WHAT YOU NEED TO DO.
Both the line containing "Convert this document image to plain text." and the last line of the listing are included: write out exactly the lines from one to the other.

EXTRACTED MATERIAL.
##########

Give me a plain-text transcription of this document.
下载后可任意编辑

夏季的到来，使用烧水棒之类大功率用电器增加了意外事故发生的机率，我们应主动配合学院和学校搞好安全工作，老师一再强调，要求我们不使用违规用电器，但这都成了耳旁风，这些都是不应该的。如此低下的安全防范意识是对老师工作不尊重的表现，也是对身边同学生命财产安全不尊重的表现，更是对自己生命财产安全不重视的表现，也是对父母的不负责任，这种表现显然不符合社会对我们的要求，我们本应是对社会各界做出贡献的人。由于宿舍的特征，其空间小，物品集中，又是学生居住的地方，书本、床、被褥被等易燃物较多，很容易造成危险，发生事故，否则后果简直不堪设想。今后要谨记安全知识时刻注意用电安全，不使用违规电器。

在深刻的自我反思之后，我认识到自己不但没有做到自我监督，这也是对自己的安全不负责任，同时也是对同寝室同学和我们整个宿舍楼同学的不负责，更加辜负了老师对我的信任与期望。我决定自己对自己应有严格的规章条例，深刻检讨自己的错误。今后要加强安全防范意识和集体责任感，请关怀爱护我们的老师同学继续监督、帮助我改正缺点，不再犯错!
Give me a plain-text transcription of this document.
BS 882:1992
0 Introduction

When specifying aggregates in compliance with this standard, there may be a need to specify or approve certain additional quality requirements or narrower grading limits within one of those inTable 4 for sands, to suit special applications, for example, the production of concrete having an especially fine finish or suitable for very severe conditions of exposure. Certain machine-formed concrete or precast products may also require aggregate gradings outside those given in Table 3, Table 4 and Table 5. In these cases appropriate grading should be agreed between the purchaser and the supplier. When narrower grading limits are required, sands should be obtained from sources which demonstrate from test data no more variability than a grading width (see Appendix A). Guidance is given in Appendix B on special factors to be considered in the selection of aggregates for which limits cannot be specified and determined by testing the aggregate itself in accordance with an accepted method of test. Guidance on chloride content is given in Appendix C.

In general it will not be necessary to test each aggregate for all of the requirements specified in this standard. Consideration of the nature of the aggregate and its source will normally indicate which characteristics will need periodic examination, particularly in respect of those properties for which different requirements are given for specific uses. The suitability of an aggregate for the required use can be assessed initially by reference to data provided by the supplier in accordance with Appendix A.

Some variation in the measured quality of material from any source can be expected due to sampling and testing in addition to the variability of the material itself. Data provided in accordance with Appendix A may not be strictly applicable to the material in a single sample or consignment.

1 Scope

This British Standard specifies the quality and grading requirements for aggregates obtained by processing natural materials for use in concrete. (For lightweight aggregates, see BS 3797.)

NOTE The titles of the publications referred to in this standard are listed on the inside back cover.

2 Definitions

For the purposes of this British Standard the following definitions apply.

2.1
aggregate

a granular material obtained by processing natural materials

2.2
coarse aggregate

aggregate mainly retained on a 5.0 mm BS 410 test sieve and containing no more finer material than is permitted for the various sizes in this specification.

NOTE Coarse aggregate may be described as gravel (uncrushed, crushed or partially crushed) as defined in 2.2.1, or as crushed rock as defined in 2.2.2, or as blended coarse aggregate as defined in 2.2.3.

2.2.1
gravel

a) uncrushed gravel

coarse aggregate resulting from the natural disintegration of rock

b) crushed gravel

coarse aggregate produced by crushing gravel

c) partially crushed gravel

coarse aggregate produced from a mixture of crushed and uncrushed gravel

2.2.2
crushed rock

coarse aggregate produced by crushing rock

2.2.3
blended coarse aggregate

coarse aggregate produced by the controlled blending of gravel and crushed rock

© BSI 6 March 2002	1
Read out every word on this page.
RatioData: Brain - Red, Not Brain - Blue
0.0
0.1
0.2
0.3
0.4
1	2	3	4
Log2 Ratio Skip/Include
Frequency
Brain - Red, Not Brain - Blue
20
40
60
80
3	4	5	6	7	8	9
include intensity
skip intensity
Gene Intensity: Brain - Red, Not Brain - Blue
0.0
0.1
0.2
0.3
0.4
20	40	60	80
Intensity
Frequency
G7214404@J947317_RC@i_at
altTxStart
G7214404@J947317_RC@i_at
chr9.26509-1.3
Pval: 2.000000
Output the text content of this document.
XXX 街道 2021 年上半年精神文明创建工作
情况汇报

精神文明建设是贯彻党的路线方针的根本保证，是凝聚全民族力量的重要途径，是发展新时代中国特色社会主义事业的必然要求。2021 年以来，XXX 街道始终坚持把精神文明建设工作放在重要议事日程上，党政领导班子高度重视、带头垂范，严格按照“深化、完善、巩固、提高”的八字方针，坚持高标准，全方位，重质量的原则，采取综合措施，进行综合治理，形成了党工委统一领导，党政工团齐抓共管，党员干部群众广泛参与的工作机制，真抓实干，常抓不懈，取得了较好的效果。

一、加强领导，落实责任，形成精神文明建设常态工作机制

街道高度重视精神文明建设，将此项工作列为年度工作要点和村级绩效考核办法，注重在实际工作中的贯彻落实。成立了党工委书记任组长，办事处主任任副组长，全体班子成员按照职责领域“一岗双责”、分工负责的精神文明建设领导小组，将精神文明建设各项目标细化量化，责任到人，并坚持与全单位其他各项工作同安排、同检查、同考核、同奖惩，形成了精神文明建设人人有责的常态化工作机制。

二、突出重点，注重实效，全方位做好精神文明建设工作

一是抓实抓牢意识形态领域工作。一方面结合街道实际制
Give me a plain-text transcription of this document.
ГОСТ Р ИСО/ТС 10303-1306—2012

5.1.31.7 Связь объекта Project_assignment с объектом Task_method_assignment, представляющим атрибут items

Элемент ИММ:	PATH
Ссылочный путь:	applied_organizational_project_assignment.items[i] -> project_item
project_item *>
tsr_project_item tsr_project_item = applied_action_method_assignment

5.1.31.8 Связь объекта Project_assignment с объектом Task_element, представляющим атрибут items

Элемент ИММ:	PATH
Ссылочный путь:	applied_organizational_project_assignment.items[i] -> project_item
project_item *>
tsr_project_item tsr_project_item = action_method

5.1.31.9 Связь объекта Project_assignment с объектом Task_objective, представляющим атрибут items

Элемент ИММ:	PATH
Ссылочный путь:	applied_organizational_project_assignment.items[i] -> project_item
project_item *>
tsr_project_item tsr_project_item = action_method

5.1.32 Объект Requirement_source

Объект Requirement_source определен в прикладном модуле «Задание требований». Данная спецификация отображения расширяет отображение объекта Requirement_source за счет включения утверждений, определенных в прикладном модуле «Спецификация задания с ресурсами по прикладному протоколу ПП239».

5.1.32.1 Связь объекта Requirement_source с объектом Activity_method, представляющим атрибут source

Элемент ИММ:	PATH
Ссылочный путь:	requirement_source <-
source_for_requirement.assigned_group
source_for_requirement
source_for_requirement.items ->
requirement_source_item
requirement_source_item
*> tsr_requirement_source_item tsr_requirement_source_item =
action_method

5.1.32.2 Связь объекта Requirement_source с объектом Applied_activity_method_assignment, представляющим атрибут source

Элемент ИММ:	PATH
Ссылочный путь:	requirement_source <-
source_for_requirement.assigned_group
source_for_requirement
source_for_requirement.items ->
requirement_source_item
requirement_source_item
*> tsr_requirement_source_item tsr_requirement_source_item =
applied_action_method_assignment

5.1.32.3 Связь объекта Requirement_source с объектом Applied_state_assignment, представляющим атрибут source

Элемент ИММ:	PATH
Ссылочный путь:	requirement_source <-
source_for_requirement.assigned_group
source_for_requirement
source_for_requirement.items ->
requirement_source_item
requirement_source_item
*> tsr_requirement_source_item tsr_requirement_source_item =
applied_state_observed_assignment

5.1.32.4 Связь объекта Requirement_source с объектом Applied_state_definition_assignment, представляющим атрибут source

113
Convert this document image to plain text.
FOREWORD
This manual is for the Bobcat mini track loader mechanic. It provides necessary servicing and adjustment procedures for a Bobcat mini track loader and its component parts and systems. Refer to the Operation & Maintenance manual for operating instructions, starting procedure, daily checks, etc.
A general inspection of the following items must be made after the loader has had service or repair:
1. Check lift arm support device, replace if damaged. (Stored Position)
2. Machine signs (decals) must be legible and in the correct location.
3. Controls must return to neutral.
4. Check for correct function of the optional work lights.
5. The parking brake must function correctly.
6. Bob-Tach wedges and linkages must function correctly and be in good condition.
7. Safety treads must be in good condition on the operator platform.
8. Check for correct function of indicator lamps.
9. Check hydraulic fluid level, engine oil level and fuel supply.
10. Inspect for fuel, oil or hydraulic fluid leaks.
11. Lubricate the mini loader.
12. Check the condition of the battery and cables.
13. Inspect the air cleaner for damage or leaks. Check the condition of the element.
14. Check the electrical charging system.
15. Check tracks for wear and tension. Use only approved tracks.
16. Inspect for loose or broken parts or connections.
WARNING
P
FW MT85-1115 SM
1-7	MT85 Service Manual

##########

PROBLEM SOLUTION.
Convert this document image to plain text.
FOREWORD
This manual is for the Bobcat mini track loader mechanic. It provides necessary servicing and adjustment procedures for a Bobcat mini track loader and its component parts and systems. Refer to the Operation & Maintenance manual for operating instructions, starting procedure, daily checks, etc.
A general inspection of the following items must be made after the loader has had service or repair:
1. Check lift arm support device, replace if damaged. (Stored Position)
2. Machine signs (decals) must be legible and in the correct location.
3. Controls must return to neutral.
4. Check for correct function of the optional work lights.
5. The parking brake must function correctly.
6. Bob-Tach wedges and linkages must function correctly and be in good condition.
7. Safety treads must be in good condition on the operator platform.
8. Check for correct function of indicator lamps.
9. Check hydraulic fluid level, engine oil level and fuel supply.
10. Inspect for fuel, oil or hydraulic fluid leaks.
11. Lubricate the mini loader.
12. Check the condition of the battery and cables.
13. Inspect the air cleaner for damage or leaks. Check the condition of the element.
14. Check the electrical charging system.
15. Check tracks for wear and tension. Use only approved tracks.
16. Inspect for loose or broken parts or connections.
WARNING
P
FW MT85-1115 SM
1-7	MT85 Service Manual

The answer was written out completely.